> Set of tasks
a - Say whether each statement agrees with the blog post on "Brokeback Mountain": (i) the writer had read the original story before, but G had not; (ii) Linda Cardellini plays Jack's wife; (iii) the writer calls the first half of the movie nearly perfect. Answer each with yes or no and quote the deciding words.
b - Write out the passage of the blog post on "Brokeback Mountain" from "Film and storytelling" to "first read it.".
c - Extend the blog post on "Brokeback Mountain", starting after its last sentence.
[Start Text shown]
L a - b e a u t é - s a u v e r a - l e - m o n d e ~ D o s t o ï e v s k i

L a - b e a u t é - s a u v e r a - l e - m o n d e  ~  D o s t o ï e v s k i



Sunday, March 11, 2012

Film and storytelling and language

G and I watched "Brokeback Mountain" again last night. We both had pretty much the same reaction to it as we have had in the past. After, we talked a while about it, then I dug up a copy of the original story by Annie Proulx. I had read it before, G hadn't. We had pretty much the same reaction to that as well, though mine was different than it had been years ago when I'd first read it.

The film is well made, very touching, beautiful to look at. Some of the acting - especially that of Heath Ledger and Michelle Williams - is great, finely calibrated. And the first half of the movie - the story of the two main characters and Ennis' wife - is nearly perfect. It's true. But it falls apart in the second half, when it tries to fill things out, adding characters and scenes that aren't in the original. It's understandable that the filmmakers would do this. I'm sure they thought the story was too short, really, and also that the characterizations might be enriched by adding more people for the two men to interact with. Not only did that not add anything that wasn't already there, but they cast three noticeably inappropriate actresses to play major roles. Michelle Williams looks and acts exactly right for her role, but Anne Hathaway, Anna Farris, and Linda Cardellini - as Jack's wife, Ennis' daughter and his invented girlfriend, respectively - never look like anything but what they are: Hollywood actresses with perfect teeth, straining to seem "country". That, combined with a strangely incompetent "aging" makeup for Heath Ledger, take us out of the truth that had been so well constructed, and undercuts the whole of the film.
[End Text shown]
[Start Records]
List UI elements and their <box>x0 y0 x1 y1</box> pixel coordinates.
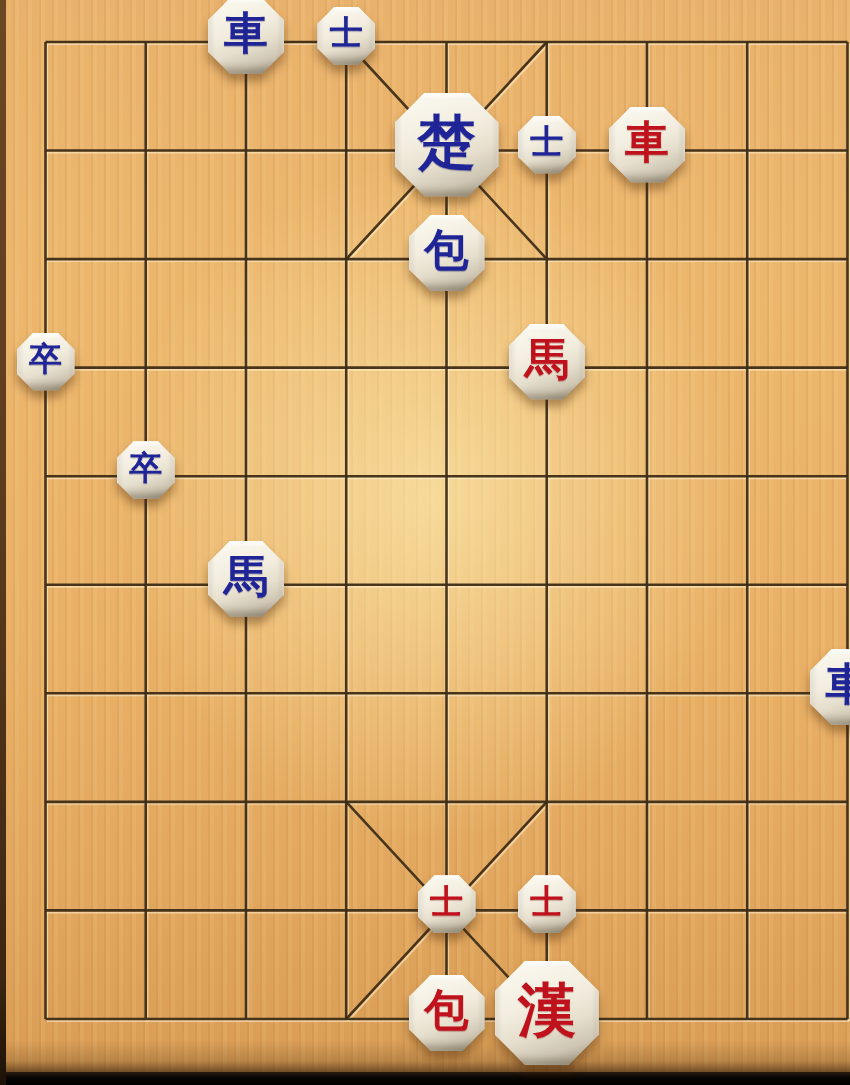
board-cell: 士 <box>497 856 597 965</box>
han-horse-glyph: 馬 <box>525 337 569 381</box>
han-advisor-glyph: 士 <box>530 885 563 918</box>
han-horse-tile: 馬 <box>509 324 585 400</box>
piece-cho-cannon[interactable]: 包 <box>409 215 485 291</box>
piece-han-general[interactable]: 漢 <box>495 961 599 1065</box>
board-cell: 車 <box>196 0 296 96</box>
cho-chariot-tile: 車 <box>208 0 284 74</box>
piece-cho-chariot[interactable]: 車 <box>208 0 284 74</box>
han-cannon-tile: 包 <box>409 975 485 1051</box>
han-general-tile: 漢 <box>495 961 599 1065</box>
piece-han-advisor[interactable]: 士 <box>518 875 576 933</box>
cho-chariot-glyph: 車 <box>826 662 850 706</box>
board-cell: 包 <box>396 205 496 314</box>
cho-cannon-tile: 包 <box>409 215 485 291</box>
board-cell: 馬 <box>196 530 296 639</box>
piece-cho-chariot[interactable]: 車 <box>810 649 850 725</box>
piece-layer: 車士楚士車包卒馬卒馬車士士包漢 <box>0 0 850 1073</box>
piece-cho-advisor[interactable]: 士 <box>317 7 375 65</box>
board-cell: 士 <box>497 96 597 205</box>
piece-cho-soldier[interactable]: 卒 <box>117 441 175 499</box>
cho-general-tile: 楚 <box>395 93 499 197</box>
cho-soldier-tile: 卒 <box>117 441 175 499</box>
cho-cannon-glyph: 包 <box>425 228 469 272</box>
cho-advisor-glyph: 士 <box>330 16 363 49</box>
board-cell: 卒 <box>0 313 96 422</box>
cho-general-glyph: 楚 <box>418 113 476 171</box>
board-cell: 士 <box>296 0 396 96</box>
cho-soldier-glyph: 卒 <box>29 342 62 375</box>
board-cell: 楚 <box>396 96 496 205</box>
board-cell: 車 <box>797 639 850 748</box>
piece-han-advisor[interactable]: 士 <box>418 875 476 933</box>
han-chariot-glyph: 車 <box>625 120 669 164</box>
piece-han-cannon[interactable]: 包 <box>409 975 485 1051</box>
cho-horse-glyph: 馬 <box>224 554 268 598</box>
han-chariot-tile: 車 <box>609 107 685 183</box>
piece-han-horse[interactable]: 馬 <box>509 324 585 400</box>
han-cannon-glyph: 包 <box>425 988 469 1032</box>
board-cell: 卒 <box>96 422 196 531</box>
piece-cho-horse[interactable]: 馬 <box>208 541 284 617</box>
han-general-glyph: 漢 <box>518 981 576 1039</box>
cho-chariot-glyph: 車 <box>224 11 268 55</box>
board-cell: 士 <box>396 856 496 965</box>
han-advisor-glyph: 士 <box>430 885 463 918</box>
piece-cho-soldier[interactable]: 卒 <box>17 333 75 391</box>
cho-advisor-glyph: 士 <box>530 125 563 158</box>
piece-cho-general[interactable]: 楚 <box>395 93 499 197</box>
han-advisor-tile: 士 <box>518 875 576 933</box>
cho-advisor-tile: 士 <box>518 116 576 174</box>
piece-han-chariot[interactable]: 車 <box>609 107 685 183</box>
board-cell: 漢 <box>497 965 597 1074</box>
board-cell: 包 <box>396 965 496 1074</box>
cho-advisor-tile: 士 <box>317 7 375 65</box>
table-background <box>0 1072 850 1085</box>
cho-horse-tile: 馬 <box>208 541 284 617</box>
cho-soldier-tile: 卒 <box>17 333 75 391</box>
janggi-app-screen: 車士楚士車包卒馬卒馬車士士包漢 <box>0 0 850 1085</box>
board-cell: 車 <box>597 96 697 205</box>
han-advisor-tile: 士 <box>418 875 476 933</box>
board-cell: 馬 <box>497 313 597 422</box>
cho-chariot-tile: 車 <box>810 649 850 725</box>
cho-soldier-glyph: 卒 <box>129 451 162 484</box>
piece-cho-advisor[interactable]: 士 <box>518 116 576 174</box>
[End Records]
> The answers
a -
(i) Yes: "I had read it before, G hadn't."
(ii) No: "Anne Hathaway, Anna Farris, and Linda Cardellini - as Jack's wife, Ennis' daughter and his invented girlfriend, respectively"
(iii) Yes: "And the first half of the movie - the story of the two main characters and Ennis' wife - is nearly perfect."

b -
Film and storytelling and language

G and I watched "Brokeback Mountain" again last night. We both had pretty much the same reaction to it as we have had in the past. After, we talked a while about it, then I dug up a copy of the original story by Annie Proulx. I had read it before, G hadn't. We had pretty much the same reaction to that as well, though mine was different than it had been years ago when I'd first read it.

c -
(Interestingly, comparing the story with the film, we found that the screenplay uses nearly all the original dialogue, unaltered. One of its strong points.)

The original story is well constructed; the shape of it is nearly perfect. The characterizations are well done. On re-reading it, though, I was rather shocked at the inconsistency of the language. Maybe living with a writer has made me overly sensitive to every little word. (Though how can that be a bad thing...?) But it seems to me that language - the choice of each word - needs to be consistent, and congruent to the whole. Proulx is writing a scraped-knuckle sort of love story. Her characters speak in don't-nevers and you-goin-a-dos. How can she narrate using language like: suffused; inured to the stoic life; massed in slabs of somber malachite; the mountain boiled with demonic energy; a bestial drone; tumescent? The choices she makes are often so jarring. And in the end they just seem sloppy. Very disappointing, and a real disservice to a beautifully built story.

6 comments:

  1. Yes, and here and there in the narration is some beautiful stuff, stuff that does fit with the tone of the story she's telling, and that makes all those slabs of somber malachite so much more jarring.

    The line "inured to the stoic life" is particularly curious to me since... using words like "suffused" and "tumescent" is (sadly) in keeping with the way we're sort of expected to write these days (using "writerly" words whether they add to or take away from the story), but so is the whole "show-don't-tell" expectation, and "inured to the stoic life" is so "tell" - not to mention something Proulx shows through the story anyway.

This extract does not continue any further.